TASK GOAL:
Write out every entry exactly as it stands.

>> Start INPUT FOR THIS TASK

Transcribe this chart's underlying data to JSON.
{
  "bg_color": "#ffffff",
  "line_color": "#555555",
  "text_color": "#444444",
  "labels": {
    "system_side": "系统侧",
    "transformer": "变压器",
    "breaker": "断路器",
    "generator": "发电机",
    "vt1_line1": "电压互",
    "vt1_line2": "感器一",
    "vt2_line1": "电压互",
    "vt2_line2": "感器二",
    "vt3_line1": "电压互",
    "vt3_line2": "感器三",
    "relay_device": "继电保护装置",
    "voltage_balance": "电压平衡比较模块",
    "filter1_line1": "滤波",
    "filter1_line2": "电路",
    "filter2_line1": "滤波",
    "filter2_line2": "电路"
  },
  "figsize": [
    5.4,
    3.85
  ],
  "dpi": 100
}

>> End INPUT FOR THIS TASK

THE SOLUTION:
Transcribe this chart's underlying data to JSON.
{
  "bg_color": "#ffffff",
  "line_color": "#555555",
  "text_color": "#444444",
  "labels": {
    "system_side": "系统侧",
    "transformer": "变压器",
    "breaker": "断路器",
    "generator": "发电机",
    "vt1_line1": "电压互",
    "vt1_line2": "感器一",
    "vt2_line1": "电压互",
    "vt2_line2": "感器二",
    "vt3_line1": "电压互",
    "vt3_line2": "感器三",
    "relay_device": "继电保护装置",
    "voltage_balance": "电压平衡比较模块",
    "filter1_line1": "滤波",
    "filter1_line2": "电路",
    "filter2_line1": "滤波",
    "filter2_line2": "电路"
  },
  "figsize": [
    5.4,
    3.85
  ],
  "dpi": 100
}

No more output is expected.